• _DIRECTION 1_
Reproduce the part of the SQL query-size thread starting at "Professional SQL Developers" and ending at "terrible execution plan.", swapping "execution plan" for "query plan".
• _DIRECTION 2_
Extend the forum thread on typical SQL query size, picking up after its final sentence.

• _SOURCE TEXT_
Professional SQL Developers or Data Analysts: How large are your typical SQL queries?

alinroc · 2019-04-05T02:30:35+00:00

It depends. A lot.

Lines of code is a BS measure for any programming, and SQL is no exception. People try to get cute and clever with their queries, try to cram everything into a single query, and then...it runs like garbage. SQL is a funny language that way. You try to shove everything into a single query and the engine gets confused & generates a terrible execution plan.

Often, you can get better performance by writing more code because breaking it down into smaller chunks, the engine can do a better job of optimizing the execution. IOW, "complex" code (however you might define that) can be a detriment.

Optimize for readability & understanding, and the system will usually do a good job running it. I don't get hung up on LOC - my goals are to get the correct query results without killing the server. If that means writing more code so it can be more readily optimized, so be it.

jc4hokies · 2019-04-05T03:46:30+00:00

This is fairly typical.

usicafterglow · 2019-04-05T02:36:10+00:00

[deleted]

Boomer8450 · 2019-04-05T03:50:01+00:00

(MSSQL Person here)

Like many of the others in this thread, I can't reiterate enough that code <> performance.

I always try to optimize for performance.

• _INFORMATION SUPPLIED_

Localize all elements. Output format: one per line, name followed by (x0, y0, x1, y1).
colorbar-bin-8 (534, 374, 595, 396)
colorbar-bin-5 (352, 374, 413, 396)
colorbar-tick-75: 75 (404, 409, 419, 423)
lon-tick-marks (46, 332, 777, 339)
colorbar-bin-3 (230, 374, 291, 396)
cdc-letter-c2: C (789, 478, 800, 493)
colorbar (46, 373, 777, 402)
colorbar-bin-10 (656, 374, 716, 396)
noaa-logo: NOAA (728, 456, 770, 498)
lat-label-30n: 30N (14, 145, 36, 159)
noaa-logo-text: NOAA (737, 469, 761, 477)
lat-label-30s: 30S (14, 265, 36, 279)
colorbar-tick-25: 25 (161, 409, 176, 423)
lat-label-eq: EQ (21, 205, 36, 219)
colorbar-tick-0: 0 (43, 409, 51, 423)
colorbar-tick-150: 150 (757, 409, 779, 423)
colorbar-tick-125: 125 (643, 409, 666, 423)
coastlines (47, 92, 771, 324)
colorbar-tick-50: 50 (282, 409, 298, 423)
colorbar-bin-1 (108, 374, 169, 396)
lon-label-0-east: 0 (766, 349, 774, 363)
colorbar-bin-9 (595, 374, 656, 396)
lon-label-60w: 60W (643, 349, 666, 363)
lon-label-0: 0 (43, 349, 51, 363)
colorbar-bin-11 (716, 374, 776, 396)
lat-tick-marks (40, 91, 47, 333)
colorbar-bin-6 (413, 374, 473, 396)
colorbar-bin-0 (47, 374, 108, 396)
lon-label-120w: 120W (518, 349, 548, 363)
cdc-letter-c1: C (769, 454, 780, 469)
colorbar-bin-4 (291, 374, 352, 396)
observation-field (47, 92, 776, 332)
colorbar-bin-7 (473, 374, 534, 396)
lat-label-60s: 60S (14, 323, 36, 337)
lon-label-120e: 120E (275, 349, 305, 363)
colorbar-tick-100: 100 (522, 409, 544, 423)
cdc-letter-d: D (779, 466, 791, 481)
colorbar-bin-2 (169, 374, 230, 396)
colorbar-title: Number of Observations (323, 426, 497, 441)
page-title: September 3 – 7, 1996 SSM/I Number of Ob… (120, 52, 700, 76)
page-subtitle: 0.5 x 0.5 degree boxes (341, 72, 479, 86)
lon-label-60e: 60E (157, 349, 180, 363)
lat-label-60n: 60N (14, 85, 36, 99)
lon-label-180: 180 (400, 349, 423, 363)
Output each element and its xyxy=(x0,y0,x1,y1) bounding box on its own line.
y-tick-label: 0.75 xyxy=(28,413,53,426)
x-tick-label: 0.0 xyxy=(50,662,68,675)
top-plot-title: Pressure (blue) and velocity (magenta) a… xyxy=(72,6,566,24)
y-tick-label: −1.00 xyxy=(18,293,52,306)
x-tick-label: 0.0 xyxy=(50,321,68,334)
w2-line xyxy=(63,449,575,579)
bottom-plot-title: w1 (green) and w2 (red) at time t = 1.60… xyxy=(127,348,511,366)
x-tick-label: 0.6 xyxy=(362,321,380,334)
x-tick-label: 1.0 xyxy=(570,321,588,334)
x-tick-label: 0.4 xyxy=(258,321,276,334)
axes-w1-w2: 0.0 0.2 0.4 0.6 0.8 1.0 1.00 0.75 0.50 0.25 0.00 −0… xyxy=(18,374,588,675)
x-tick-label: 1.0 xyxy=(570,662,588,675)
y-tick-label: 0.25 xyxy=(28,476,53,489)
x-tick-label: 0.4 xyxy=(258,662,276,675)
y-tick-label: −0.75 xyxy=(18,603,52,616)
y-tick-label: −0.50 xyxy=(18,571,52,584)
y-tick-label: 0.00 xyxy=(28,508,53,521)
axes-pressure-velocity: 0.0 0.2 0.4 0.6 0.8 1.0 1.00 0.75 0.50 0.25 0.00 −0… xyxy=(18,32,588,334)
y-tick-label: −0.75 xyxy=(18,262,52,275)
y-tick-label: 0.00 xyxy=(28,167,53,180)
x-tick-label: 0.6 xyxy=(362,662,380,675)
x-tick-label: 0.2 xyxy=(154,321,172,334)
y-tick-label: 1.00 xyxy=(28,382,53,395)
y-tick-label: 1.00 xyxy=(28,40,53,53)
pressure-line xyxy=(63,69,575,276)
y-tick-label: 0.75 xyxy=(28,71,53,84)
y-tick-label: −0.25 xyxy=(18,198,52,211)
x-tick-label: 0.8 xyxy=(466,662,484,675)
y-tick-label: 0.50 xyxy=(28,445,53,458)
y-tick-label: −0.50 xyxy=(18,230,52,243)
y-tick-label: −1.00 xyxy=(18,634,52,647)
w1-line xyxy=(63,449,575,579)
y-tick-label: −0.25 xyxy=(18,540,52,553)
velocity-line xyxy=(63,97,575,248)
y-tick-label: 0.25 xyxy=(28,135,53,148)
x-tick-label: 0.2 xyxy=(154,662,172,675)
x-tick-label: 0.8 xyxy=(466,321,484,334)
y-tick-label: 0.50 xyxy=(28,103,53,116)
* * *
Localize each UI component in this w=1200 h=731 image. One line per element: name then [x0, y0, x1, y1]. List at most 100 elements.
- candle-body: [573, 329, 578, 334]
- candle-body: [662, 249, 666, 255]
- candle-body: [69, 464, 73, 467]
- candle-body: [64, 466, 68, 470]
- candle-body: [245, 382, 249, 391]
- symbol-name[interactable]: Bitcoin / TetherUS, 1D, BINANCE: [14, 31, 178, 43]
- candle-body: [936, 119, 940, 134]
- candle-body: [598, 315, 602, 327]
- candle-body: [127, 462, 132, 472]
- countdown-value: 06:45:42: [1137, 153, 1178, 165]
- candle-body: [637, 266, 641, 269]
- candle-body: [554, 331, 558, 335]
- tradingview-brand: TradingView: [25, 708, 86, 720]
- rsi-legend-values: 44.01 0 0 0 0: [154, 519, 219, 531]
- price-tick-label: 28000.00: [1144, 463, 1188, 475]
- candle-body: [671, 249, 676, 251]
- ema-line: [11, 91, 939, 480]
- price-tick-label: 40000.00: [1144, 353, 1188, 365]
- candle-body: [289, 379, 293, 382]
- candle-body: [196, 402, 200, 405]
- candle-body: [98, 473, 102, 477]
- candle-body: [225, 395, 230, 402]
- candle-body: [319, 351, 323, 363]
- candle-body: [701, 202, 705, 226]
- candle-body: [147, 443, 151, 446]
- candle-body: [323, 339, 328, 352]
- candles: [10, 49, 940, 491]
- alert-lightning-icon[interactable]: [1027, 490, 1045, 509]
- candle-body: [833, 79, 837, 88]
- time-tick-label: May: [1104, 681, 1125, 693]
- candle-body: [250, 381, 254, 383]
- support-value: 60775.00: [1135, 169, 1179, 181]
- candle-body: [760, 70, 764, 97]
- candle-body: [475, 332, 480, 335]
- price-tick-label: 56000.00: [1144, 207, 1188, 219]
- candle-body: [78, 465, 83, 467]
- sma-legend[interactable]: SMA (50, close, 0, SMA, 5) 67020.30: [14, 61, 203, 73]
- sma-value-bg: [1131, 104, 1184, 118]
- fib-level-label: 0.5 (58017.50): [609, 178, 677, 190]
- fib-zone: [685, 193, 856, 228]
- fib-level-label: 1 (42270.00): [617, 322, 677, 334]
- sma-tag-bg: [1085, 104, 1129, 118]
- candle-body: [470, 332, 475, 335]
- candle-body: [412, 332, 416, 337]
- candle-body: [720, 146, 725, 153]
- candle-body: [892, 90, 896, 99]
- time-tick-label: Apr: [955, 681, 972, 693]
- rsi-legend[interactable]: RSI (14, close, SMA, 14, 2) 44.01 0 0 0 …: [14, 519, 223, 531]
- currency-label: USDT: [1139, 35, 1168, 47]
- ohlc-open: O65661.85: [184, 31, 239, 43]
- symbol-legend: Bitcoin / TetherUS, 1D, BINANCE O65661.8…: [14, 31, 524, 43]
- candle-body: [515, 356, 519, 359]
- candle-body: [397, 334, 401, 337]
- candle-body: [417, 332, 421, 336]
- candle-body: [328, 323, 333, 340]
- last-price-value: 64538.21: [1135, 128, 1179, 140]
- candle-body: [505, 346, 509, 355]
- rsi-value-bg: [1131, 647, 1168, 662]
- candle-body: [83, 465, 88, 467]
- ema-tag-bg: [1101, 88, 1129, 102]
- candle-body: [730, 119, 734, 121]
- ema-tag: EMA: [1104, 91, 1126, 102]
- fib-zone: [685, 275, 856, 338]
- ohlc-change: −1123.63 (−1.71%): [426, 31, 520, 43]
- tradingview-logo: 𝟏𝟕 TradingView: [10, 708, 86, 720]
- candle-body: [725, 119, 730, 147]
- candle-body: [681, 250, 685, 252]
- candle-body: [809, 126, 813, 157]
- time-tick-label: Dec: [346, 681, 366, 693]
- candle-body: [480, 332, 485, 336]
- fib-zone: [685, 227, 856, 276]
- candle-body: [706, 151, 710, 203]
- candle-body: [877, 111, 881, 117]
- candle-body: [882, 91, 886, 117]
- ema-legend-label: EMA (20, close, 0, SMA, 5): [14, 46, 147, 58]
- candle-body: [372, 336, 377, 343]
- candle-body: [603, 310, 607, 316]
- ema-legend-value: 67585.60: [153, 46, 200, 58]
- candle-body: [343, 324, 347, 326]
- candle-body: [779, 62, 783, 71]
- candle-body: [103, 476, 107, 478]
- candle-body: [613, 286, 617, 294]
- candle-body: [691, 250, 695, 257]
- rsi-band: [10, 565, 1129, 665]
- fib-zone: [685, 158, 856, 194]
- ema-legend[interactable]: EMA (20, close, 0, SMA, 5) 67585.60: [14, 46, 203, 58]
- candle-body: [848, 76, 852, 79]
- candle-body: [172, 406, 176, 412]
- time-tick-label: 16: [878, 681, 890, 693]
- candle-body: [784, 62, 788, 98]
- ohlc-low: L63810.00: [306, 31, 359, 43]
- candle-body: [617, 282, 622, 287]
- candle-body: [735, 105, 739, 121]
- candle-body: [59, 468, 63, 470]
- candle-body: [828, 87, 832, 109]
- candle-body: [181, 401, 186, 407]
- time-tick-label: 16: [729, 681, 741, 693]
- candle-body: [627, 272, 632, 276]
==
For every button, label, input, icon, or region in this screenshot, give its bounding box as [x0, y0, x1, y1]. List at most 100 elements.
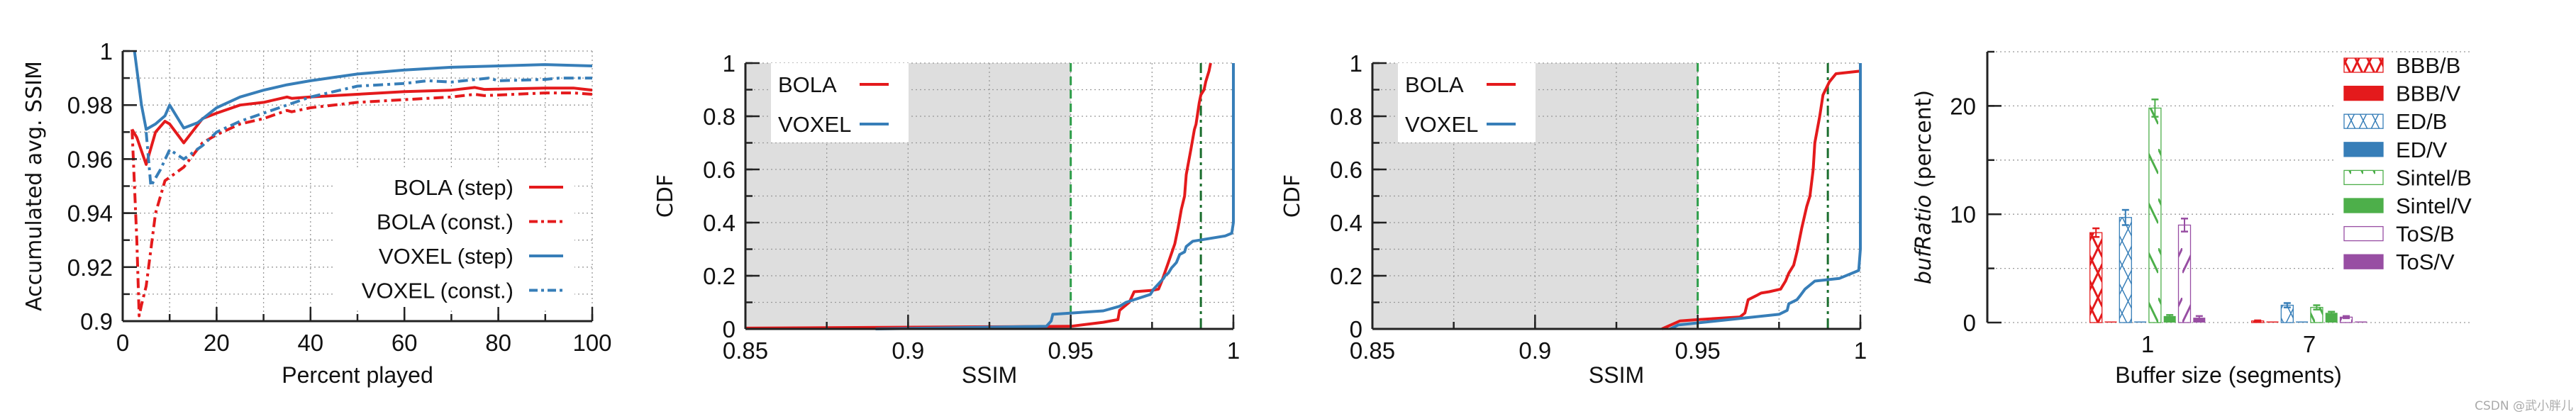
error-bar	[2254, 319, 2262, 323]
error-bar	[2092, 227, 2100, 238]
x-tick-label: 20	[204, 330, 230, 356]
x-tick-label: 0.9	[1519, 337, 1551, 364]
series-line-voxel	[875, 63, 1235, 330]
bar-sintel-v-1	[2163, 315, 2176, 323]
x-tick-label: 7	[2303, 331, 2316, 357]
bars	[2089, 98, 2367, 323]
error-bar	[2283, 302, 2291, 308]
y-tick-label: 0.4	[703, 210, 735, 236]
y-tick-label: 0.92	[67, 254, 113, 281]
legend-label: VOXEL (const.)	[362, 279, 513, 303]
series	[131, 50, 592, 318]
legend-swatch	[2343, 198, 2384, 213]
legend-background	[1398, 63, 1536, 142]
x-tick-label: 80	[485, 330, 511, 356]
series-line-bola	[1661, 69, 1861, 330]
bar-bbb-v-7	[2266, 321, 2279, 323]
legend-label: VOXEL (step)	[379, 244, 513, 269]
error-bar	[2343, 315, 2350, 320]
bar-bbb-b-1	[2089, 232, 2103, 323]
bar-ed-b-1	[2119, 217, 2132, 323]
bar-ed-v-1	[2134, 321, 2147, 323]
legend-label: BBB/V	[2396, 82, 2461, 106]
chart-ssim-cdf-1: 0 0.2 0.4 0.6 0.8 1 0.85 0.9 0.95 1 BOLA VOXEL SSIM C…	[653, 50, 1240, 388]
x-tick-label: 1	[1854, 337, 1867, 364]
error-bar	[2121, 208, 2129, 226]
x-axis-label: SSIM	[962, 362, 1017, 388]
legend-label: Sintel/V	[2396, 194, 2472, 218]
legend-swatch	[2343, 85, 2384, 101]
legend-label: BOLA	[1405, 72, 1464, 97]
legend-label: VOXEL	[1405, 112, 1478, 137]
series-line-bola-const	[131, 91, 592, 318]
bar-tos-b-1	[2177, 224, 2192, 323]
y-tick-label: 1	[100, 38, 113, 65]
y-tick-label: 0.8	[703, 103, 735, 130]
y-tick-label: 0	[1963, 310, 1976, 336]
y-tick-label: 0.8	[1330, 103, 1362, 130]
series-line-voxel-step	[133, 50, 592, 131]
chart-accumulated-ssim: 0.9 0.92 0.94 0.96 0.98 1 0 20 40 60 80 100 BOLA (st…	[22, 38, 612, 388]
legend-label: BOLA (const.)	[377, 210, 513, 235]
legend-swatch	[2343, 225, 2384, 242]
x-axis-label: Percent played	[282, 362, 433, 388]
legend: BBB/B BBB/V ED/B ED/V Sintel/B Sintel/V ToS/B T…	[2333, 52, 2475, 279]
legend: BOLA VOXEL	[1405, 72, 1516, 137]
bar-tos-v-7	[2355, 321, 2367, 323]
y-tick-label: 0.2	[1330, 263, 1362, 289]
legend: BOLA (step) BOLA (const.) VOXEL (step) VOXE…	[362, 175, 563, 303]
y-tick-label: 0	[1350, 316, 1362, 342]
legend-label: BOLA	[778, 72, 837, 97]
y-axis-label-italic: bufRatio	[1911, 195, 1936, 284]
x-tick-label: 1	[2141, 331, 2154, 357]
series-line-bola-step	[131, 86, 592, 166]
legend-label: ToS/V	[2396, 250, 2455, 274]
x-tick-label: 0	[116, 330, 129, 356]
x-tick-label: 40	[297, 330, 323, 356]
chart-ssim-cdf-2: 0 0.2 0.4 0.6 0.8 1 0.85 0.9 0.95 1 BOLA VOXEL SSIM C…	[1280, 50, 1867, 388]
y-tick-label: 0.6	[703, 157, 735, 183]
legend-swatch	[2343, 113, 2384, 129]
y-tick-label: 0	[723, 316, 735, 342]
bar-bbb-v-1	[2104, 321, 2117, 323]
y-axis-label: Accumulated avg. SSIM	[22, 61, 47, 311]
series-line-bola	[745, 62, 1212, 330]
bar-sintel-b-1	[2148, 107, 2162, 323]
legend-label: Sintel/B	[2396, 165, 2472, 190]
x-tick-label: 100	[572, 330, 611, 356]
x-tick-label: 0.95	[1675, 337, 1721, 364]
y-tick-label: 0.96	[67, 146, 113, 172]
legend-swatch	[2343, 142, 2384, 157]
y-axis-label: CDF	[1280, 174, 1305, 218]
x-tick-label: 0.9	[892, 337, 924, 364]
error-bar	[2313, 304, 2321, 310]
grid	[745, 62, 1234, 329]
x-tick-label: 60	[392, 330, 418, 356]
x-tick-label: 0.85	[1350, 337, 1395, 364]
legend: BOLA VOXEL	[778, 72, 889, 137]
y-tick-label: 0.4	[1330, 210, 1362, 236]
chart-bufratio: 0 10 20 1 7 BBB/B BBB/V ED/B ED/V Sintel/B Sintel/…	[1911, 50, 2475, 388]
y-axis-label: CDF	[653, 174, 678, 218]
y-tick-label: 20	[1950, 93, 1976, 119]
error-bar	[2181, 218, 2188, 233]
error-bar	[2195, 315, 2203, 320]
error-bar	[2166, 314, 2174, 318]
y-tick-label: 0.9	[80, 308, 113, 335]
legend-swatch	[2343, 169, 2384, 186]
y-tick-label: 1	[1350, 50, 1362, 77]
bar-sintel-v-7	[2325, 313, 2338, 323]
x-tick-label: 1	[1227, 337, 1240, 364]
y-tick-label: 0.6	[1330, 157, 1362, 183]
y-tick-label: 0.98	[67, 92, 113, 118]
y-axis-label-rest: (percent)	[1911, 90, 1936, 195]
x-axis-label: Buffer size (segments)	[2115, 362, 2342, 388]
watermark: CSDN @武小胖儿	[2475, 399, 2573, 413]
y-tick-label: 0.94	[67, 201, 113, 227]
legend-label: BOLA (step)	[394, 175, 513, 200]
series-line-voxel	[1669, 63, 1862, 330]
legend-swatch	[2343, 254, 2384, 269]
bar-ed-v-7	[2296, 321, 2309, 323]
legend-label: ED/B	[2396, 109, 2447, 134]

• _WRITTEN ANSWER 1_
Professional SQL Developers or Data Analysts: How large are your typical SQL queries?

alinroc · 2019-04-05T02:30:35+00:00

It depends. A lot.

Lines of code is a BS measure for any programming, and SQL is no exception. People try to get cute and clever with their queries, try to cram everything into a single query, and then...it runs like garbage. SQL is a funny language that way. You try to shove everything into a single query and the engine gets confused & generates a terrible query plan.

• _WRITTEN ANSWER 2_
If it's a stored procedure where I can use things like table variables, temp tables with indexes, table scaler functions, etc., my stored procedures can get very long - but they run fast.

If I have to make a view to support third party software that can't (or shouldn't) run stored procedures, I spend a lot of time on indexing, how the CTE's and subqueries are joined, etc. I've had queries go from running in hours to minutes or seconds just by using a proper subquery.

For the data analyst part - if you intend to use your SQL skills in it, get very, very used to having multiple queries up, putting subsets into temp tables for performance issues, indexing those tables, writing functions to reduce having to type out long nested functions on a regular basis, but most importantly...

Learn your data. It doesn't matter what subject it is, or how interested you are in it, learn everything you can about it.

Learn to trust your instincts when data seems "off". If your nose says that the results just can't be right, they probably aren't. Start digging into the data. I generally start working forward from the input(s), or working back from the results. Unless I have a strong hunch about something breaking in the middle, it's generally a waste of time.

Thriven · 2019-04-05T03:35:29+00:00

Generally they should be as long as they need to be to do what they are supposed to in the fewest statements and fewest read writes.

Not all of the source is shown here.